The task: Quote all of the data that follows exactly as written, skipping the images.

(Records from a data collection)
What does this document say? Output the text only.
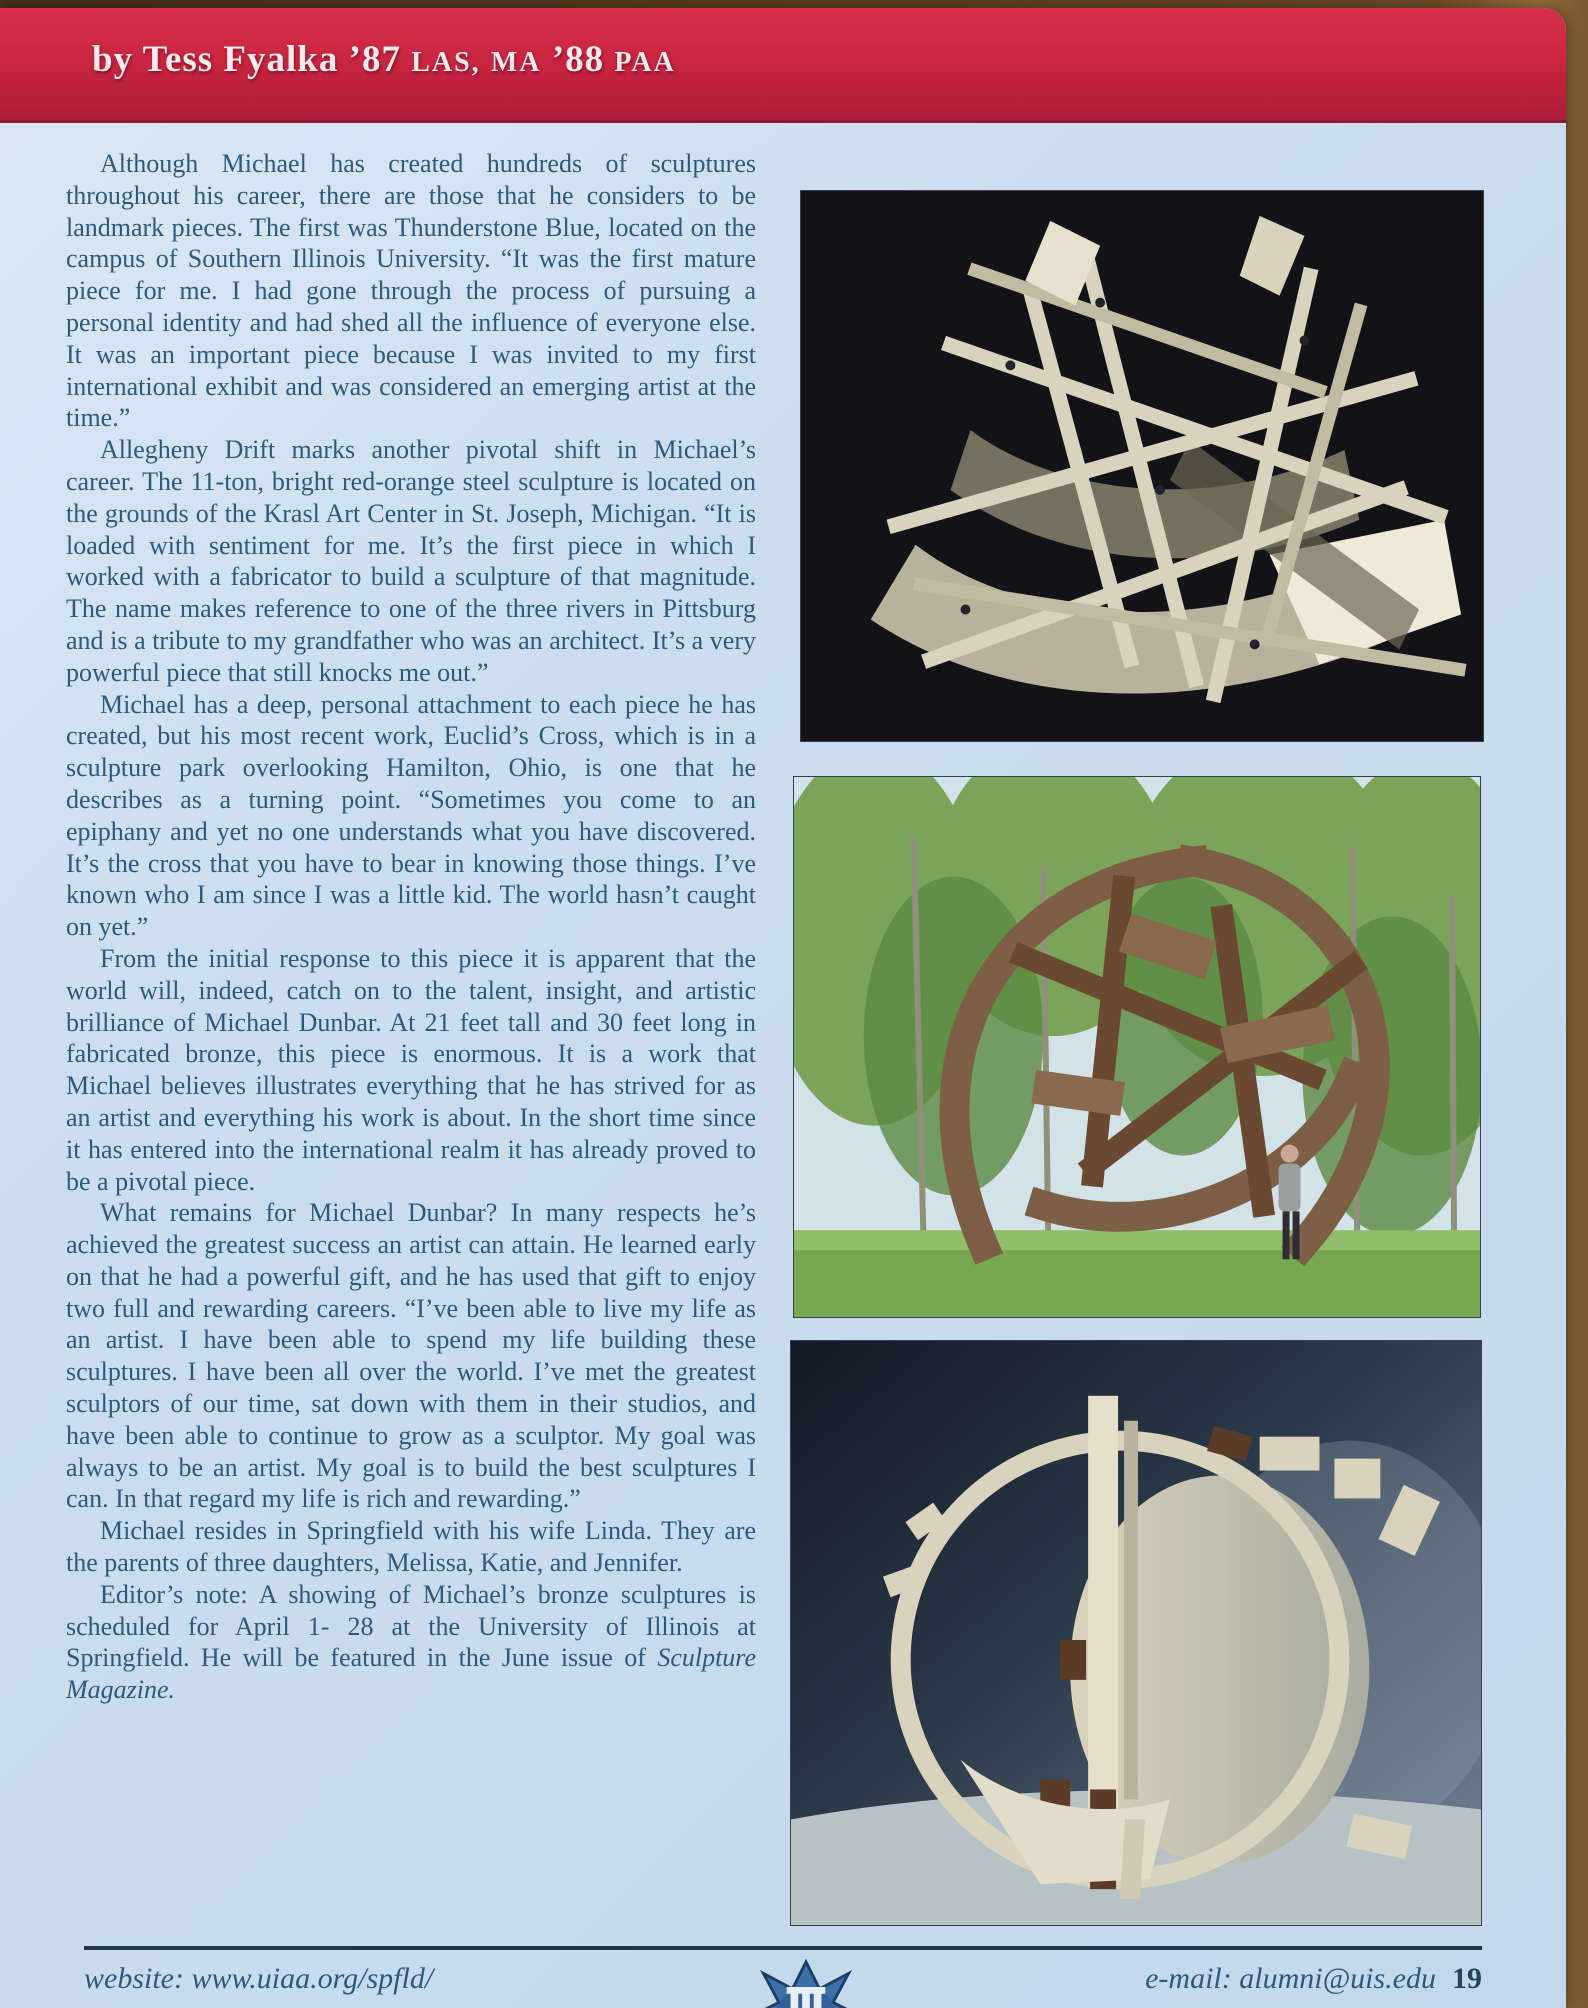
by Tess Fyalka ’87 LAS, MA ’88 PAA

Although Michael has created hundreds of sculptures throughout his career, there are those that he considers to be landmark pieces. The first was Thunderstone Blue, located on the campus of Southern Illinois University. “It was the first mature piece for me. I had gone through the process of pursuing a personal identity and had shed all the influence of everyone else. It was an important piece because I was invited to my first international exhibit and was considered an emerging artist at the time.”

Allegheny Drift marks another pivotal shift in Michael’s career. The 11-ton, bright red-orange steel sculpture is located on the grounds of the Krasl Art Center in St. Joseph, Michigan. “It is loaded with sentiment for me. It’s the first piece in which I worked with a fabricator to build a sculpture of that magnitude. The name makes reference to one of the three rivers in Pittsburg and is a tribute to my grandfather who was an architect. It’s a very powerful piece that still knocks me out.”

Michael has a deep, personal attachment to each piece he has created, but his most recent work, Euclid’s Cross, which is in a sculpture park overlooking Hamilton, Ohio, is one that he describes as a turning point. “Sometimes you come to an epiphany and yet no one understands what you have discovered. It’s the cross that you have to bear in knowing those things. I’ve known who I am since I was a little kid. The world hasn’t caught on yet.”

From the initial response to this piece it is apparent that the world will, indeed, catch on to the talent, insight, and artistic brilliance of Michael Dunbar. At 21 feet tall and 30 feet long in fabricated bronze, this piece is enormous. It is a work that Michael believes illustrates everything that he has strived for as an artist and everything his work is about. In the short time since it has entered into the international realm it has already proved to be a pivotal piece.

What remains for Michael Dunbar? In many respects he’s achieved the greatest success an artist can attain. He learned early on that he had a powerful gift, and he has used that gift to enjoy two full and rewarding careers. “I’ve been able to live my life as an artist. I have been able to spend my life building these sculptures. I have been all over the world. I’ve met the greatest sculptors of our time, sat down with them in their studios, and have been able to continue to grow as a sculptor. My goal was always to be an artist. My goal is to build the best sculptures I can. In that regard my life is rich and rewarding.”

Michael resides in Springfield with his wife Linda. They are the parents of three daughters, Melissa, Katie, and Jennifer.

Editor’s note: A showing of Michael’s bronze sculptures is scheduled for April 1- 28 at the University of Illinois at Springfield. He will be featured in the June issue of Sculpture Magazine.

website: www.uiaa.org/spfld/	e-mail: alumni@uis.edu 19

Task response:
What does this document say? Output the text only.
by Tess Fyalka ’87 LAS, MA ’88 PAA

Although Michael has created hundreds of sculptures throughout his career, there are those that he considers to be landmark pieces. The first was Thunderstone Blue, located on the campus of Southern Illinois University. “It was the first mature piece for me. I had gone through the process of pursuing a personal identity and had shed all the influence of everyone else. It was an important piece because I was invited to my first international exhibit and was considered an emerging artist at the time.”

Allegheny Drift marks another pivotal shift in Michael’s career. The 11-ton, bright red-orange steel sculpture is located on the grounds of the Krasl Art Center in St. Joseph, Michigan. “It is loaded with sentiment for me. It’s the first piece in which I worked with a fabricator to build a sculpture of that magnitude. The name makes reference to one of the three rivers in Pittsburg and is a tribute to my grandfather who was an architect. It’s a very powerful piece that still knocks me out.”

Michael has a deep, personal attachment to each piece he has created, but his most recent work, Euclid’s Cross, which is in a sculpture park overlooking Hamilton, Ohio, is one that he describes as a turning point. “Sometimes you come to an epiphany and yet no one understands what you have discovered. It’s the cross that you have to bear in knowing those things. I’ve known who I am since I was a little kid. The world hasn’t caught on yet.”

From the initial response to this piece it is apparent that the world will, indeed, catch on to the talent, insight, and artistic brilliance of Michael Dunbar. At 21 feet tall and 30 feet long in fabricated bronze, this piece is enormous. It is a work that Michael believes illustrates everything that he has strived for as an artist and everything his work is about. In the short time since it has entered into the international realm it has already proved to be a pivotal piece.

What remains for Michael Dunbar? In many respects he’s achieved the greatest success an artist can attain. He learned early on that he had a powerful gift, and he has used that gift to enjoy two full and rewarding careers. “I’ve been able to live my life as an artist. I have been able to spend my life building these sculptures. I have been all over the world. I’ve met the greatest sculptors of our time, sat down with them in their studios, and have been able to continue to grow as a sculptor. My goal was always to be an artist. My goal is to build the best sculptures I can. In that regard my life is rich and rewarding.”

Michael resides in Springfield with his wife Linda. They are the parents of three daughters, Melissa, Katie, and Jennifer.

Editor’s note: A showing of Michael’s bronze sculptures is scheduled for April 1- 28 at the University of Illinois at Springfield. He will be featured in the June issue of Sculpture Magazine.

website: www.uiaa.org/spfld/	e-mail: alumni@uis.edu 19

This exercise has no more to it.